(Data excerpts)
==========

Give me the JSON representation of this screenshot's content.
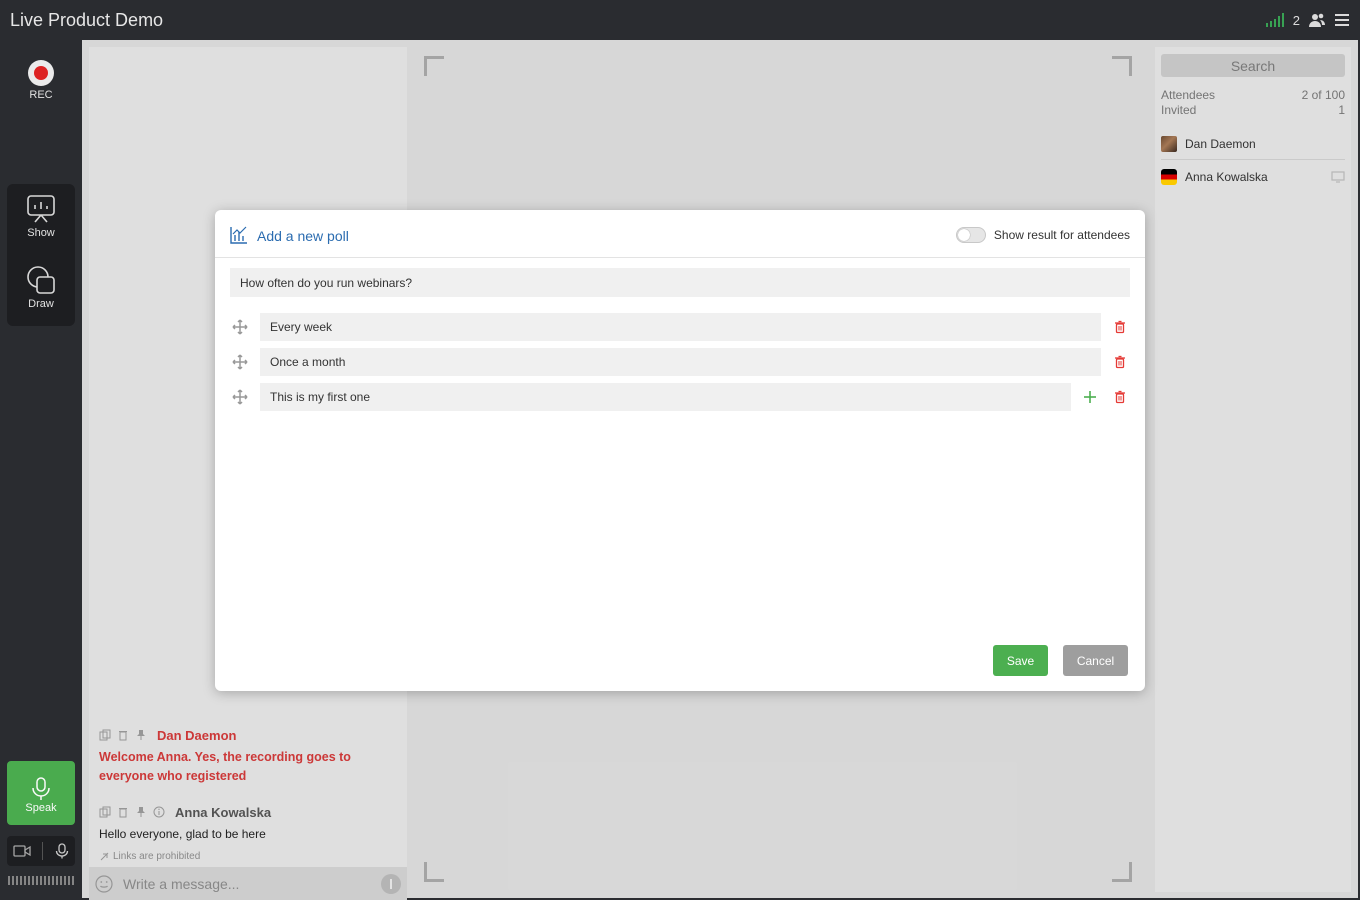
{
  "app": {
    "title": "Live Product Demo"
  },
  "topbar": {
    "participant_count": "2"
  },
  "rail": {
    "rec_label": "REC",
    "show_label": "Show",
    "draw_label": "Draw",
    "speak_label": "Speak"
  },
  "chat": {
    "messages": [
      {
        "author": "Dan Daemon",
        "text": "Welcome Anna. Yes, the recording goes to everyone who registered"
      },
      {
        "author": "Anna Kowalska",
        "text": "Hello everyone, glad to be here"
      }
    ],
    "links_note": "Links are prohibited",
    "input_placeholder": "Write a message..."
  },
  "people": {
    "search_placeholder": "Search",
    "attendees_label": "Attendees",
    "attendees_value": "2 of 100",
    "invited_label": "Invited",
    "invited_value": "1",
    "list": [
      {
        "name": "Dan Daemon"
      },
      {
        "name": "Anna Kowalska"
      }
    ]
  },
  "poll": {
    "title": "Add a new poll",
    "toggle_label": "Show result for attendees",
    "question": "How often do you run webinars?",
    "options": [
      {
        "value": "Every week"
      },
      {
        "value": "Once a month"
      },
      {
        "value": "This is my first one"
      }
    ],
    "save_label": "Save",
    "cancel_label": "Cancel"
  },
  "colors": {
    "accent_blue": "#2b6cb0",
    "save_green": "#4caf50",
    "delete_red": "#e53935",
    "host_red": "#d13a3a"
  }
}
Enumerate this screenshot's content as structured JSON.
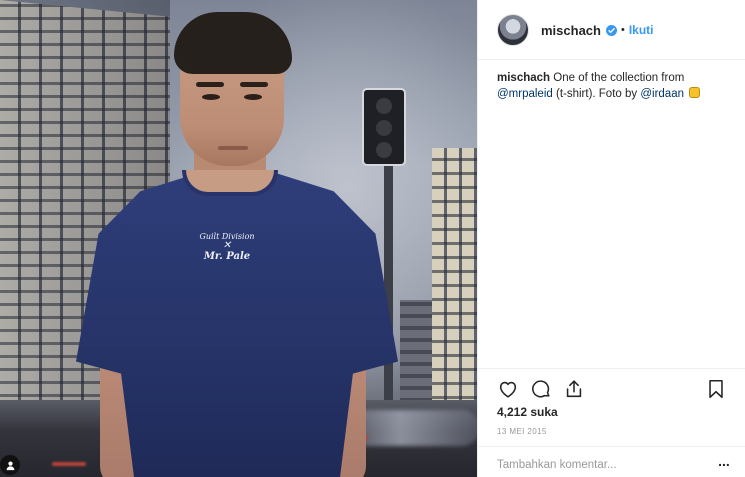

==========

#### [Goal]
Leave out the pictures and print every line of the data exactly.

#### [The reply]
Give me the JSON representation of this screenshot's content.
{
  "app": {
    "title": "Live Product Demo"
  },
  "topbar": {
    "participant_count": "2"
  },
  "rail": {
    "rec_label": "REC",
    "show_label": "Show",
    "draw_label": "Draw",
    "speak_label": "Speak"
  },
  "chat": {
    "messages": [
      {
        "author": "Dan Daemon",
        "text": "Welcome Anna. Yes, the recording goes to everyone who registered"
      },
      {
        "author": "Anna Kowalska",
        "text": "Hello everyone, glad to be here"
      }
    ],
    "links_note": "Links are prohibited",
    "input_placeholder": "Write a message..."
  },
  "people": {
    "search_placeholder": "Search",
    "attendees_label": "Attendees",
    "attendees_value": "2 of 100",
    "invited_label": "Invited",
    "invited_value": "1",
    "list": [
      {
        "name": "Dan Daemon"
      },
      {
        "name": "Anna Kowalska"
      }
    ]
  },
  "poll": {
    "title": "Add a new poll",
    "toggle_label": "Show result for attendees",
    "question": "How often do you run webinars?",
    "options": [
      {
        "value": "Every week"
      },
      {
        "value": "Once a month"
      },
      {
        "value": "This is my first one"
      }
    ],
    "save_label": "Save",
    "cancel_label": "Cancel"
  },
  "colors": {
    "accent_blue": "#2b6cb0",
    "save_green": "#4caf50",
    "delete_red": "#e53935",
    "host_red": "#d13a3a"
  }
}
Enumerate this screenshot's content as structured JSON.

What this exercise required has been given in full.